---------- Dataset entries ----------

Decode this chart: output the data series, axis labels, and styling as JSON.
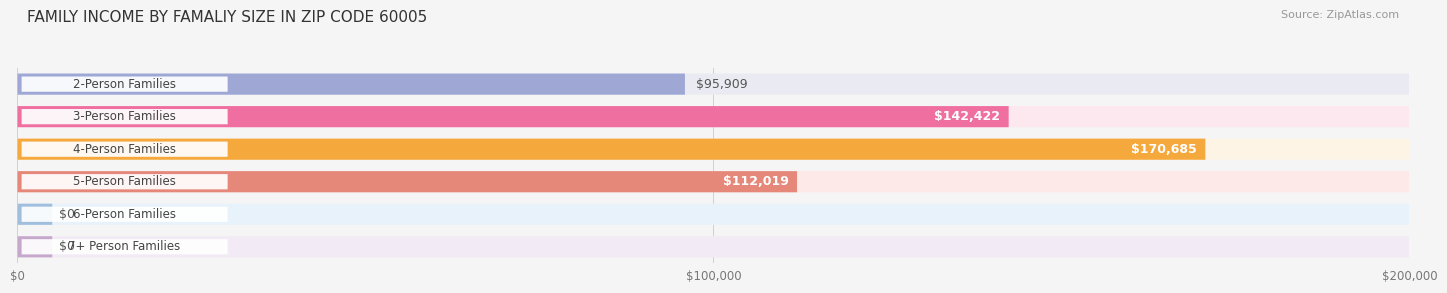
{
  "title": "FAMILY INCOME BY FAMALIY SIZE IN ZIP CODE 60005",
  "source": "Source: ZipAtlas.com",
  "categories": [
    "2-Person Families",
    "3-Person Families",
    "4-Person Families",
    "5-Person Families",
    "6-Person Families",
    "7+ Person Families"
  ],
  "values": [
    95909,
    142422,
    170685,
    112019,
    0,
    0
  ],
  "labels": [
    "$95,909",
    "$142,422",
    "$170,685",
    "$112,019",
    "$0",
    "$0"
  ],
  "bar_colors": [
    "#9fa8d5",
    "#ee6fa0",
    "#f5a83c",
    "#e5887a",
    "#a0bede",
    "#c5a8cc"
  ],
  "bar_bg_colors": [
    "#eaeaf2",
    "#fde8f0",
    "#fef4e6",
    "#fdeae8",
    "#e8f2fa",
    "#f2eaf4"
  ],
  "xmax": 200000,
  "xticks": [
    0,
    100000,
    200000
  ],
  "xticklabels": [
    "$0",
    "$100,000",
    "$200,000"
  ],
  "background_color": "#f5f5f5",
  "title_fontsize": 11,
  "bar_height": 0.65,
  "label_fontsize": 9,
  "cat_fontsize": 8.5
}
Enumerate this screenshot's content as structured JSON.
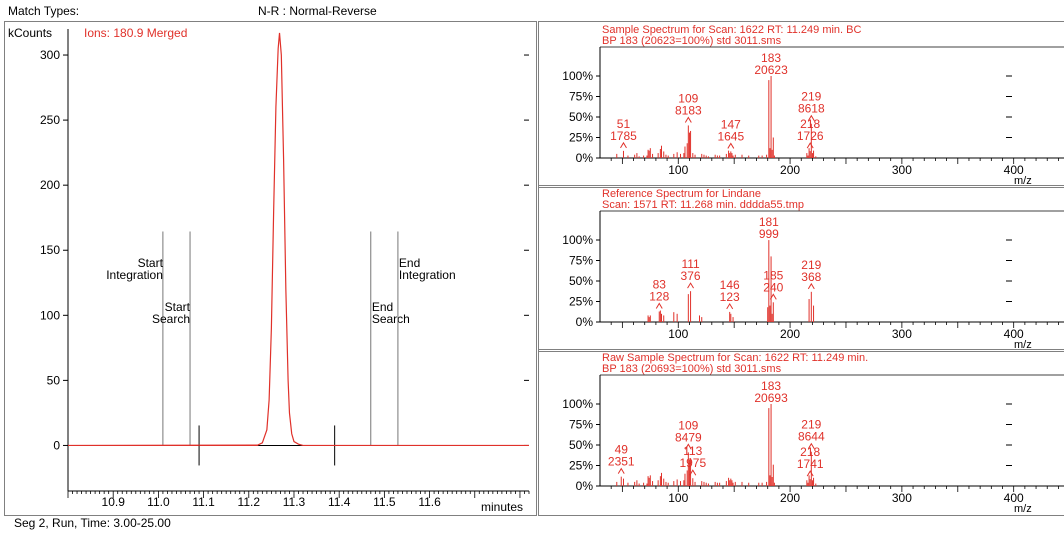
{
  "header": {
    "match_types_label": "Match Types:",
    "match_mode": "N-R : Normal-Reverse"
  },
  "footer": {
    "segment_info": "Seg 2, Run, Time:  3.00-25.00"
  },
  "colors": {
    "trace": "#e0312a",
    "axis": "#000000",
    "grid": "#999999",
    "frame": "#808080"
  },
  "chart_data": [
    {
      "type": "line",
      "title": "Ions: 180.9 Merged",
      "xlabel": "minutes",
      "ylabel": "kCounts",
      "xlim": [
        10.8,
        11.82
      ],
      "ylim": [
        -35,
        320
      ],
      "x_ticks": [
        10.9,
        11.0,
        11.1,
        11.2,
        11.3,
        11.4,
        11.5,
        11.6
      ],
      "x_tick_labels": [
        "10.9",
        "11.0",
        "11.1",
        "11.2",
        "11.3",
        "11.4",
        "11.5",
        "11.6"
      ],
      "y_ticks": [
        0,
        50,
        100,
        150,
        200,
        250,
        300
      ],
      "y_tick_labels": [
        "0",
        "50",
        "100",
        "150",
        "200",
        "250",
        "300"
      ],
      "series": [
        {
          "x": [
            10.8,
            11.22,
            11.23,
            11.24,
            11.245,
            11.25,
            11.255,
            11.26,
            11.265,
            11.268,
            11.272,
            11.277,
            11.282,
            11.287,
            11.29,
            11.295,
            11.3,
            11.31,
            11.32,
            11.82
          ],
          "y": [
            0,
            0.3,
            2,
            12,
            35,
            90,
            180,
            260,
            305,
            317,
            300,
            220,
            120,
            50,
            25,
            9,
            3,
            1,
            0,
            0
          ]
        }
      ],
      "markers": [
        {
          "label_lines": [
            "Start",
            "Integration"
          ],
          "x": 11.01
        },
        {
          "label_lines": [
            "Start",
            "Search"
          ],
          "x": 11.07
        },
        {
          "label_lines": [
            "End",
            "Search"
          ],
          "x": 11.47
        },
        {
          "label_lines": [
            "End",
            "Integration"
          ],
          "x": 11.53
        }
      ],
      "integration_ticks": [
        11.09,
        11.39
      ]
    },
    {
      "type": "bar",
      "title_lines": [
        "Sample Spectrum for Scan: 1622 RT: 11.249 min. BC",
        "BP 183 (20623=100%) std 3011.sms"
      ],
      "xlabel": "m/z",
      "xlim": [
        30,
        445
      ],
      "ylim": [
        0,
        100
      ],
      "x_ticks": [
        100,
        200,
        300,
        400
      ],
      "x_tick_labels": [
        "100",
        "200",
        "300",
        "400"
      ],
      "y_ticks": [
        0,
        25,
        50,
        75,
        100
      ],
      "y_tick_labels": [
        "0%",
        "25%",
        "50%",
        "75%",
        "100%"
      ],
      "peaks": [
        [
          45,
          5
        ],
        [
          51,
          8.7
        ],
        [
          55,
          3
        ],
        [
          61,
          4
        ],
        [
          63,
          6
        ],
        [
          65,
          2
        ],
        [
          69,
          3
        ],
        [
          72,
          3
        ],
        [
          73,
          10
        ],
        [
          74,
          9
        ],
        [
          75,
          12
        ],
        [
          77,
          5
        ],
        [
          82,
          6
        ],
        [
          84,
          11
        ],
        [
          85,
          15
        ],
        [
          87,
          8
        ],
        [
          89,
          4
        ],
        [
          91,
          3
        ],
        [
          96,
          5
        ],
        [
          99,
          7
        ],
        [
          102,
          5
        ],
        [
          105,
          6
        ],
        [
          106,
          14
        ],
        [
          108,
          18
        ],
        [
          109,
          39.7
        ],
        [
          110,
          31
        ],
        [
          111,
          33
        ],
        [
          113,
          6
        ],
        [
          115,
          4
        ],
        [
          121,
          5
        ],
        [
          123,
          4
        ],
        [
          125,
          3
        ],
        [
          127,
          2
        ],
        [
          133,
          4
        ],
        [
          135,
          3
        ],
        [
          137,
          3
        ],
        [
          143,
          5
        ],
        [
          145,
          9
        ],
        [
          146,
          6
        ],
        [
          147,
          8
        ],
        [
          148,
          6
        ],
        [
          149,
          3
        ],
        [
          151,
          4
        ],
        [
          157,
          4
        ],
        [
          163,
          3
        ],
        [
          172,
          3
        ],
        [
          175,
          3
        ],
        [
          179,
          4
        ],
        [
          181,
          95
        ],
        [
          182,
          12
        ],
        [
          183,
          100
        ],
        [
          184,
          10
        ],
        [
          185,
          25
        ],
        [
          186,
          3
        ],
        [
          215,
          6
        ],
        [
          216,
          3
        ],
        [
          217,
          12
        ],
        [
          218,
          8.4
        ],
        [
          219,
          41.8
        ],
        [
          220,
          6
        ],
        [
          221,
          9
        ],
        [
          223,
          2
        ]
      ],
      "labels": [
        {
          "mz": 51,
          "mz_text": "51",
          "intensity_text": "1785",
          "pct": 8.7
        },
        {
          "mz": 109,
          "mz_text": "109",
          "intensity_text": "8183",
          "pct": 39.7
        },
        {
          "mz": 147,
          "mz_text": "147",
          "intensity_text": "1645",
          "pct": 8
        },
        {
          "mz": 183,
          "mz_text": "183",
          "intensity_text": "20623",
          "pct": 100
        },
        {
          "mz": 218,
          "mz_text": "218",
          "intensity_text": "1726",
          "pct": 8.4
        },
        {
          "mz": 219,
          "mz_text": "219",
          "intensity_text": "8618",
          "pct": 41.8
        }
      ]
    },
    {
      "type": "bar",
      "title_lines": [
        "Reference Spectrum for Lindane",
        "Scan: 1571 RT: 11.268 min. dddda55.tmp"
      ],
      "xlabel": "m/z",
      "xlim": [
        30,
        445
      ],
      "ylim": [
        0,
        100
      ],
      "x_ticks": [
        100,
        200,
        300,
        400
      ],
      "x_tick_labels": [
        "100",
        "200",
        "300",
        "400"
      ],
      "y_ticks": [
        0,
        25,
        50,
        75,
        100
      ],
      "y_tick_labels": [
        "0%",
        "25%",
        "50%",
        "75%",
        "100%"
      ],
      "peaks": [
        [
          73,
          8
        ],
        [
          74,
          6
        ],
        [
          75,
          8
        ],
        [
          83,
          12.8
        ],
        [
          84,
          14
        ],
        [
          85,
          10
        ],
        [
          87,
          8
        ],
        [
          96,
          12
        ],
        [
          99,
          10
        ],
        [
          109,
          34
        ],
        [
          111,
          37.6
        ],
        [
          119,
          8
        ],
        [
          121,
          6
        ],
        [
          146,
          12.3
        ],
        [
          147,
          10
        ],
        [
          149,
          6
        ],
        [
          180,
          18
        ],
        [
          181,
          99.9
        ],
        [
          182,
          20
        ],
        [
          183,
          80
        ],
        [
          184,
          10
        ],
        [
          185,
          24
        ],
        [
          217,
          28
        ],
        [
          219,
          36.8
        ],
        [
          221,
          20
        ]
      ],
      "labels": [
        {
          "mz": 83,
          "mz_text": "83",
          "intensity_text": "128",
          "pct": 12.8
        },
        {
          "mz": 111,
          "mz_text": "111",
          "intensity_text": "376",
          "pct": 37.6
        },
        {
          "mz": 146,
          "mz_text": "146",
          "intensity_text": "123",
          "pct": 12.3
        },
        {
          "mz": 181,
          "mz_text": "181",
          "intensity_text": "999",
          "pct": 99.9
        },
        {
          "mz": 185,
          "mz_text": "185",
          "intensity_text": "240",
          "pct": 24
        },
        {
          "mz": 219,
          "mz_text": "219",
          "intensity_text": "368",
          "pct": 36.8
        }
      ]
    },
    {
      "type": "bar",
      "title_lines": [
        "Raw Sample Spectrum for Scan: 1622 RT: 11.249 min.",
        "BP 183 (20693=100%) std 3011.sms"
      ],
      "xlabel": "m/z",
      "xlim": [
        30,
        445
      ],
      "ylim": [
        0,
        100
      ],
      "x_ticks": [
        100,
        200,
        300,
        400
      ],
      "x_tick_labels": [
        "100",
        "200",
        "300",
        "400"
      ],
      "y_ticks": [
        0,
        25,
        50,
        75,
        100
      ],
      "y_tick_labels": [
        "0%",
        "25%",
        "50%",
        "75%",
        "100%"
      ],
      "peaks": [
        [
          45,
          5
        ],
        [
          49,
          11.4
        ],
        [
          51,
          9
        ],
        [
          55,
          4
        ],
        [
          61,
          5
        ],
        [
          63,
          7
        ],
        [
          65,
          3
        ],
        [
          69,
          4
        ],
        [
          72,
          3
        ],
        [
          73,
          12
        ],
        [
          74,
          10
        ],
        [
          75,
          13
        ],
        [
          77,
          6
        ],
        [
          82,
          7
        ],
        [
          84,
          12
        ],
        [
          85,
          16
        ],
        [
          87,
          9
        ],
        [
          89,
          5
        ],
        [
          91,
          4
        ],
        [
          96,
          6
        ],
        [
          99,
          8
        ],
        [
          102,
          6
        ],
        [
          105,
          7
        ],
        [
          106,
          15
        ],
        [
          108,
          19
        ],
        [
          109,
          41
        ],
        [
          110,
          32
        ],
        [
          111,
          34
        ],
        [
          113,
          9.5
        ],
        [
          115,
          5
        ],
        [
          121,
          6
        ],
        [
          123,
          5
        ],
        [
          125,
          4
        ],
        [
          127,
          3
        ],
        [
          133,
          5
        ],
        [
          135,
          4
        ],
        [
          137,
          4
        ],
        [
          143,
          6
        ],
        [
          145,
          10
        ],
        [
          146,
          7
        ],
        [
          147,
          9
        ],
        [
          148,
          7
        ],
        [
          149,
          4
        ],
        [
          151,
          5
        ],
        [
          157,
          5
        ],
        [
          163,
          4
        ],
        [
          172,
          4
        ],
        [
          175,
          4
        ],
        [
          179,
          5
        ],
        [
          181,
          95
        ],
        [
          182,
          13
        ],
        [
          183,
          100
        ],
        [
          184,
          11
        ],
        [
          185,
          26
        ],
        [
          186,
          4
        ],
        [
          215,
          7
        ],
        [
          216,
          4
        ],
        [
          217,
          13
        ],
        [
          218,
          8.4
        ],
        [
          219,
          41.8
        ],
        [
          220,
          7
        ],
        [
          221,
          10
        ],
        [
          223,
          3
        ]
      ],
      "labels": [
        {
          "mz": 49,
          "mz_text": "49",
          "intensity_text": "2351",
          "pct": 11.4
        },
        {
          "mz": 109,
          "mz_text": "109",
          "intensity_text": "8479",
          "pct": 41
        },
        {
          "mz": 113,
          "mz_text": "113",
          "intensity_text": "1975",
          "pct": 9.5
        },
        {
          "mz": 183,
          "mz_text": "183",
          "intensity_text": "20693",
          "pct": 100
        },
        {
          "mz": 218,
          "mz_text": "218",
          "intensity_text": "1741",
          "pct": 8.4
        },
        {
          "mz": 219,
          "mz_text": "219",
          "intensity_text": "8644",
          "pct": 41.8
        }
      ]
    }
  ]
}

----------

*The problem*
How many lines in the records above contain the word "series"? Give only the number.

*Result*
2